> _Work to do_
Within the material below, find each line bearing the word "революция" and present it.

> _Given records_
——————————
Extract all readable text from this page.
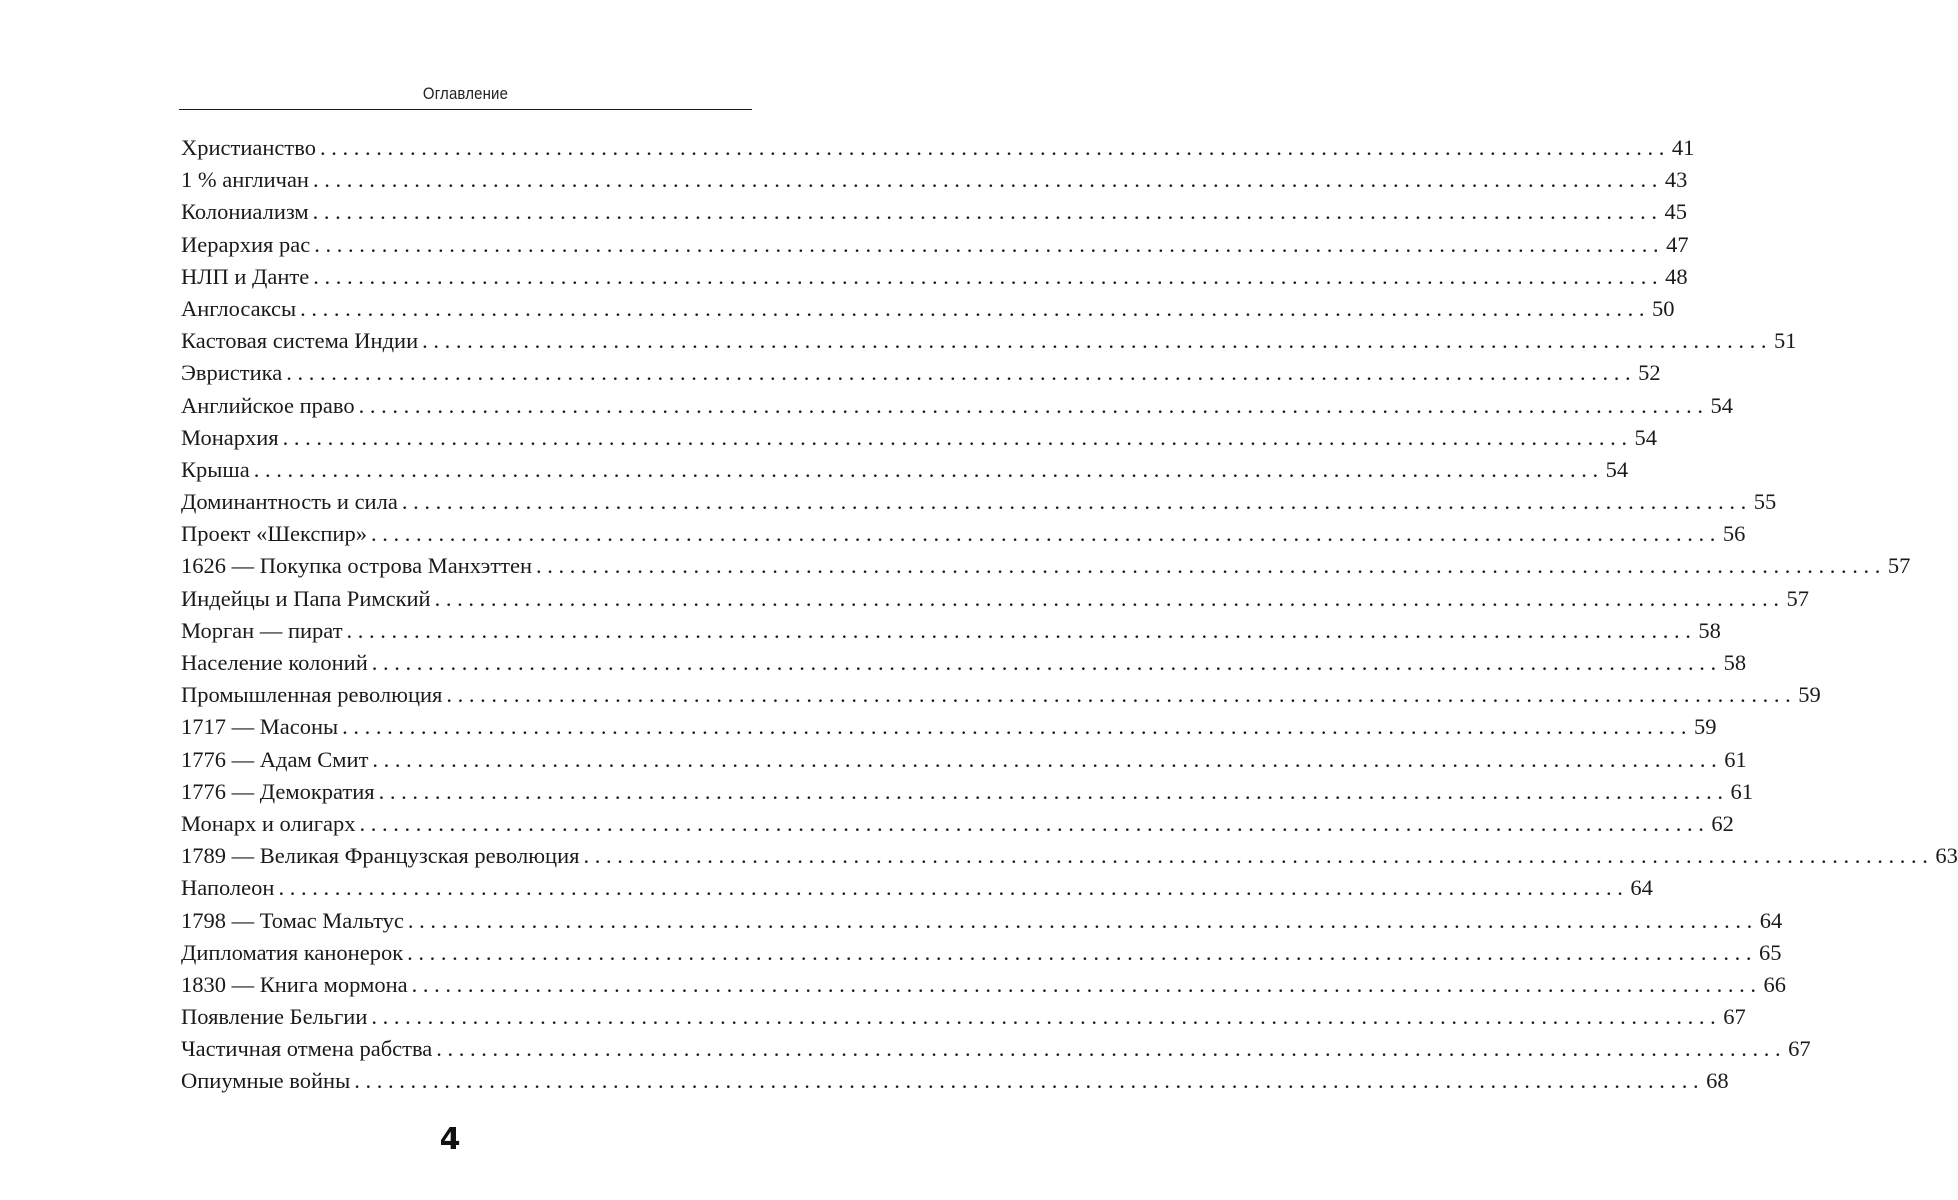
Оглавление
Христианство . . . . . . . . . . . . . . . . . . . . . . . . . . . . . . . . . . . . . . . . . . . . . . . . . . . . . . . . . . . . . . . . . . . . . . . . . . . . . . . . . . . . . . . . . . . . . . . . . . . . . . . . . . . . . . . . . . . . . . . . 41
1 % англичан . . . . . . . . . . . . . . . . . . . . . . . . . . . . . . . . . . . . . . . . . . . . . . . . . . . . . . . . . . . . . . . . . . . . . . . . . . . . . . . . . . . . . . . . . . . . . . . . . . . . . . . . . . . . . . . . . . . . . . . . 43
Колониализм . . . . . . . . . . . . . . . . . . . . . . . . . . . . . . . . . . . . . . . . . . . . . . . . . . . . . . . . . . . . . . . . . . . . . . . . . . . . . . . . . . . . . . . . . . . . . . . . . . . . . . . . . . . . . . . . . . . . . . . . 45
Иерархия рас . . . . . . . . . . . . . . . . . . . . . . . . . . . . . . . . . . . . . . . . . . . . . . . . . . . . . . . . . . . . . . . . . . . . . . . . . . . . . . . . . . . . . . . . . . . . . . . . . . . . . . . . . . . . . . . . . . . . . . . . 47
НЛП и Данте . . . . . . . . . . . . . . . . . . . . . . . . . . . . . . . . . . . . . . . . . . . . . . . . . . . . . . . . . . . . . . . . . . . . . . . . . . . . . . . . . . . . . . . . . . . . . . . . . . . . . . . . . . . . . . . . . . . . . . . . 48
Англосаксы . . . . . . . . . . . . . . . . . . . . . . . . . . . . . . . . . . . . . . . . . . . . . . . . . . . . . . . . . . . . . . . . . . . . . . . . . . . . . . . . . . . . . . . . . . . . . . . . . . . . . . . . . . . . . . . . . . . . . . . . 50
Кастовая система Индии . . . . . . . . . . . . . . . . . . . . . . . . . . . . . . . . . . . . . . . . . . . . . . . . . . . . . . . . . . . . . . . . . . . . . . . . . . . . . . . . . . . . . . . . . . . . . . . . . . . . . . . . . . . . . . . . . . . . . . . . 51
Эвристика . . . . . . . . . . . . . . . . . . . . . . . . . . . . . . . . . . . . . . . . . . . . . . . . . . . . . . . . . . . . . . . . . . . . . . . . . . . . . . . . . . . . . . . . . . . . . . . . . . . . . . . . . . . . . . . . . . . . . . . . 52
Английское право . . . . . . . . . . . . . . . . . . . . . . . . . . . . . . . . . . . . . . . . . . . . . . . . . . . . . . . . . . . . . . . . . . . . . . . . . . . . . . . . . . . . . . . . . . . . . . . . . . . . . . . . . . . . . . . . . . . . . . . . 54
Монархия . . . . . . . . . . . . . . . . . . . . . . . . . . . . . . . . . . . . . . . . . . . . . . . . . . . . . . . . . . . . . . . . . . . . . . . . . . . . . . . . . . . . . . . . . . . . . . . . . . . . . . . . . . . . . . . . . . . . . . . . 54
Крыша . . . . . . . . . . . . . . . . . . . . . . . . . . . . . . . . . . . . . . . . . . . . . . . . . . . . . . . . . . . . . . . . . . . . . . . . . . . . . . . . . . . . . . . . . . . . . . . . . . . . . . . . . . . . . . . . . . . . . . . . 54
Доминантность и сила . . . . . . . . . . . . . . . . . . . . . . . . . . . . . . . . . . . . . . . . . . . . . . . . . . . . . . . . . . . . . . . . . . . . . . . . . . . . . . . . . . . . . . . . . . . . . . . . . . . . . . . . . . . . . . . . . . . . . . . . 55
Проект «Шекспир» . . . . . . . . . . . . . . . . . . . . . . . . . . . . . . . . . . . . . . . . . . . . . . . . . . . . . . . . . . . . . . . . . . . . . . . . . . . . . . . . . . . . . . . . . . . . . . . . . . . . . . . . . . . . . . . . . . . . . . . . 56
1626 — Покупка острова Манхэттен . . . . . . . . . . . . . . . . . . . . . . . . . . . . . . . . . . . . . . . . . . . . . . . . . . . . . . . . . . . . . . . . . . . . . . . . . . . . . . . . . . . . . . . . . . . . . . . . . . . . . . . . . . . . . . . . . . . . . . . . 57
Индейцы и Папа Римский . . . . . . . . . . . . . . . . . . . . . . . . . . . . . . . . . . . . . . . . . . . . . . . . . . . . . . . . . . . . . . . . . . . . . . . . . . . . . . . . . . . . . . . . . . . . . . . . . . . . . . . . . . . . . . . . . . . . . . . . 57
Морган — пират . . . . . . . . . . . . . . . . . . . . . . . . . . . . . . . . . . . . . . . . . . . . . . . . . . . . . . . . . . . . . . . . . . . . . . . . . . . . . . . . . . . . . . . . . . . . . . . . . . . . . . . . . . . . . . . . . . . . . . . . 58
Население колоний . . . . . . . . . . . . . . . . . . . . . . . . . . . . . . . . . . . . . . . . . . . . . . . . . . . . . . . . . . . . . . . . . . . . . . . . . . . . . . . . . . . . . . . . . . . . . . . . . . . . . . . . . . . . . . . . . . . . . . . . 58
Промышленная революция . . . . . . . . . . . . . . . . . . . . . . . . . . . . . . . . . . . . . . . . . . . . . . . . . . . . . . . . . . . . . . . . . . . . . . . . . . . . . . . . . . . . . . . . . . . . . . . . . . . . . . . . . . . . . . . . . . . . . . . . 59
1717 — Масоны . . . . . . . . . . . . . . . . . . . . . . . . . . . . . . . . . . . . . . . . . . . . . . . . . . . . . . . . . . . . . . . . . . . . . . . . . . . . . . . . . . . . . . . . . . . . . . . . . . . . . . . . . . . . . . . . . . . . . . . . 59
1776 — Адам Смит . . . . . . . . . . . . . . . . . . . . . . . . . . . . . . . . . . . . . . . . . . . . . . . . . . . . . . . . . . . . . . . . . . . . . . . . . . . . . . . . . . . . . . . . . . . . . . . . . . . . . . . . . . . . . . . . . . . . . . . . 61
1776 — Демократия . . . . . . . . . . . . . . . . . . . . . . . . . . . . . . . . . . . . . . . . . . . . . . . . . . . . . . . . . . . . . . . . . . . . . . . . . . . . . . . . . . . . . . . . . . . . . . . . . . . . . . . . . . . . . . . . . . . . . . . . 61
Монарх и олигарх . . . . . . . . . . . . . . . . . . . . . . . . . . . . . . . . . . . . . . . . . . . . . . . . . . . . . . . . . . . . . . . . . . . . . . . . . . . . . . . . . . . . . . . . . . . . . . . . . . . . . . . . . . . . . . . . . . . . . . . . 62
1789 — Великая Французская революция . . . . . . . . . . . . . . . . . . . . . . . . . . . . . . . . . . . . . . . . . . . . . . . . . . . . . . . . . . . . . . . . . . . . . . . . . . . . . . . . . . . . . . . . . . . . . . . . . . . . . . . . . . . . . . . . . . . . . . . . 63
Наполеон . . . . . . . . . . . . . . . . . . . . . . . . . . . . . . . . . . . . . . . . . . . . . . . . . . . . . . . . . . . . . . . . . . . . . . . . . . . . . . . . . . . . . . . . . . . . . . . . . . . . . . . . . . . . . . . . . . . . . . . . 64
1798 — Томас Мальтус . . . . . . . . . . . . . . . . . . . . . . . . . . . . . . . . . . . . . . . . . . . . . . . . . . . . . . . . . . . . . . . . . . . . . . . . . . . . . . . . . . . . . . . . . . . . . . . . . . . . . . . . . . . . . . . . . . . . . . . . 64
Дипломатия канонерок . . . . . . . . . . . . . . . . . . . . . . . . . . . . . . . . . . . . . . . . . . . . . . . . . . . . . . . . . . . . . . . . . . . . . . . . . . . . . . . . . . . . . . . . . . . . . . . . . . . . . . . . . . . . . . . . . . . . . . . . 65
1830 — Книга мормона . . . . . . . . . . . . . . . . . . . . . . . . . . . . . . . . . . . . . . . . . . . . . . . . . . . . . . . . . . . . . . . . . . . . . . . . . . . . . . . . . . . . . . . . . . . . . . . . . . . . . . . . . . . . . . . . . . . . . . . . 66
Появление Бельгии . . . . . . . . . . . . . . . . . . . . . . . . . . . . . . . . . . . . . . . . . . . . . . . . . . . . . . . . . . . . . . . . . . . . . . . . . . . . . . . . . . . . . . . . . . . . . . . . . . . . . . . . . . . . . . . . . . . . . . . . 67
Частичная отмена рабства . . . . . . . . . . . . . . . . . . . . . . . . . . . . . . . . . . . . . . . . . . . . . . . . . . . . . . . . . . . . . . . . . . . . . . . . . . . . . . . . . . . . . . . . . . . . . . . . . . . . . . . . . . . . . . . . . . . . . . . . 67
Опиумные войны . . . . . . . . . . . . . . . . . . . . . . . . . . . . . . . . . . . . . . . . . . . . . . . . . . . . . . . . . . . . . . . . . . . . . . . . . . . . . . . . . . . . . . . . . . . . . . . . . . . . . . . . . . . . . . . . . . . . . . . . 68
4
——————————
> _The answer_
Промышленная революция . . . . . . . . . . . . . . . . . . . . . . . . . . . . . . . . . . . . . . . . . . . . . . . . . . . . . . . . . . . . . . . . . . . . . . . . . . . . . . . . . . . . . . . . . . . . . . . . . . . . . . . . . . . . . . . . . . . . . . . . 59
1789 — Великая Французская революция . . . . . . . . . . . . . . . . . . . . . . . . . . . . . . . . . . . . . . . . . . . . . . . . . . . . . . . . . . . . . . . . . . . . . . . . . . . . . . . . . . . . . . . . . . . . . . . . . . . . . . . . . . . . . . . . . . . . . . . . 63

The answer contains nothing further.